* [Text provided]:
If instead you have 2 PostgreSQL nodes behind pacemaker (controlling a floating 
ip), what happens when you initiate a failover and move the floating ip? You 
want the connections to drain off node1 and move to node2. Again in this 
scenario, both nodes would be sustaining writes at some point in time. How does 
the write only replica get changed out of write mode during this failover? How 
does the primary node get switched to read only after the connection drain is 
complete?

Overall, I am trying to understand what it looks like operationally to run a 2 
node postgresql "cluster" and how patching both nodes would work (and mentally 
comparing it to what I currently do with mysql).

You recommended that primary-standby could be sufficient and is much simpler, 
so I am simply trying to wrap my head around what exactly running it would look 
like. If primary standby is simple enough to failover, patch , reboot, 
maintain, etc. Then you could be correct that master->master may not be needed.

* [Written problem 1]: In the PostgreSQL failover post, take the part that opens with the words containing "You recommended that" and closes with "not be needed.", and write it out again with "reboot" swapped for "restart".
* [Written problem 2]: Repeat the listing below exactly, line for line, but leave out the picture.

* [Input for this task]:
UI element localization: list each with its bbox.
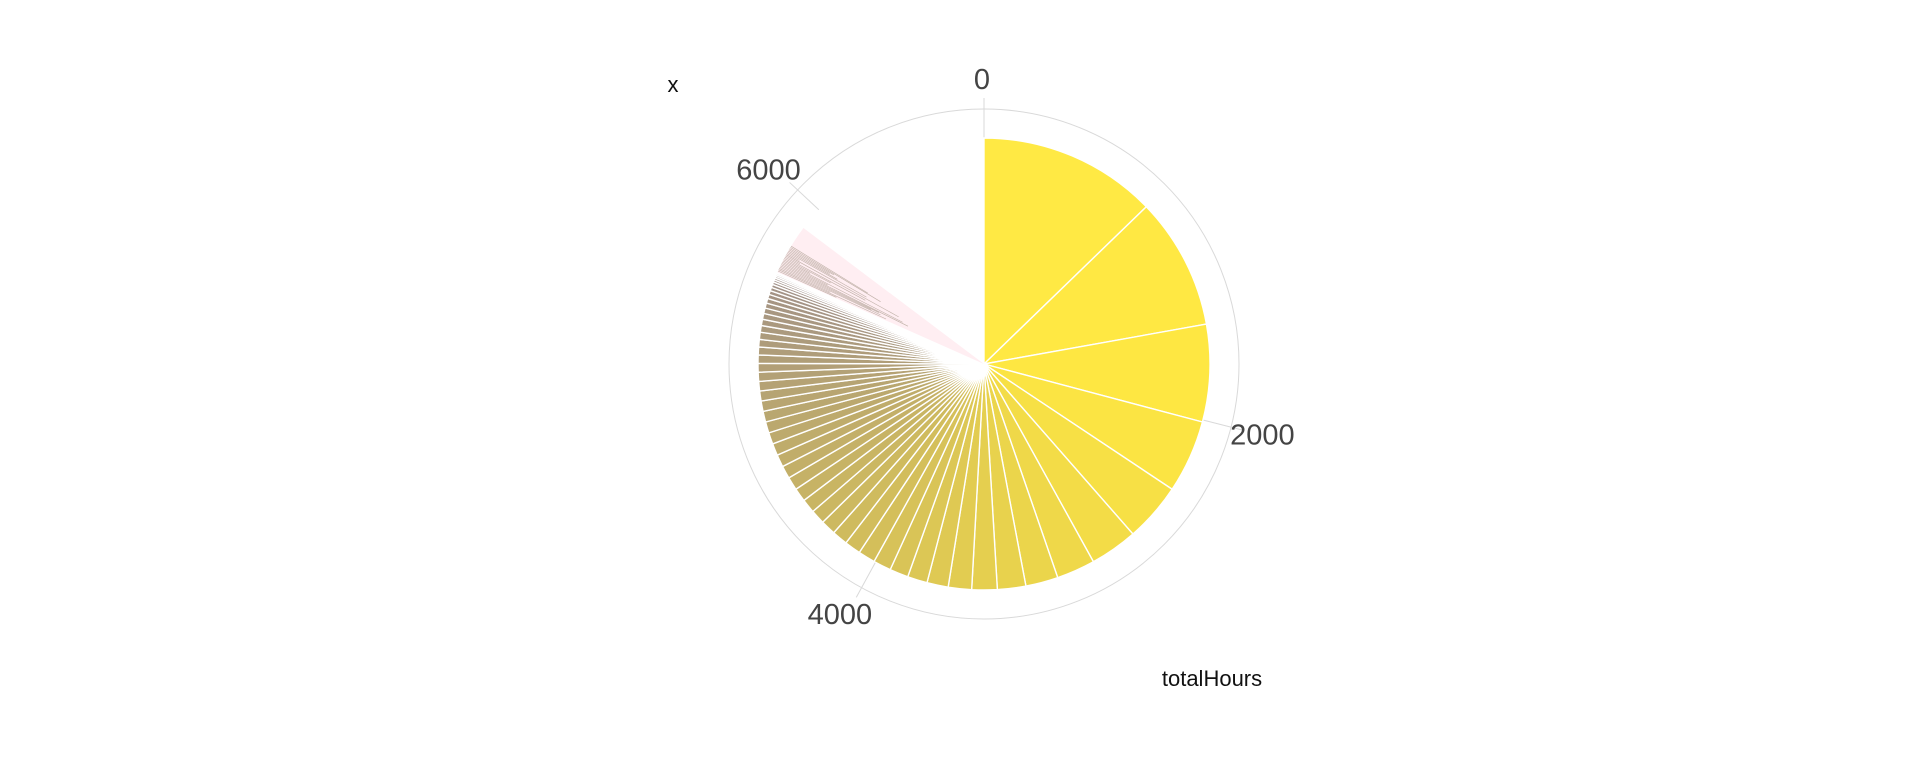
tick-label-4000: 4000: [808, 599, 873, 631]
y-axis-title: totalHours: [1162, 666, 1262, 691]
tick-label-0: 0: [974, 64, 990, 96]
tick-label-2000: 2000: [1230, 420, 1295, 452]
tick-label-6000: 6000: [736, 154, 801, 186]
grid-spoke-4000: [856, 562, 875, 597]
pie-slices: [758, 138, 1210, 590]
x-axis-title: x: [668, 72, 679, 97]
grid-spoke-6000: [790, 182, 819, 209]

* [Task response 1]:
You recommended that primary-standby could be sufficient and is much simpler, 
so I am simply trying to wrap my head around what exactly running it would look 
like. If primary standby is simple enough to failover, patch , restart, 
maintain, etc. Then you could be correct that master->master may not be needed.

* [Task response 2]:
UI element localization: list each with its bbox.
tick-label-4000: 4000: [808, 599, 873, 631]
y-axis-title: totalHours: [1162, 666, 1262, 691]
tick-label-0: 0: [974, 64, 990, 96]
tick-label-2000: 2000: [1230, 420, 1295, 452]
tick-label-6000: 6000: [736, 154, 801, 186]
grid-spoke-4000: [856, 562, 875, 597]
pie-slices: [758, 138, 1210, 590]
x-axis-title: x: [668, 72, 679, 97]
grid-spoke-6000: [790, 182, 819, 209]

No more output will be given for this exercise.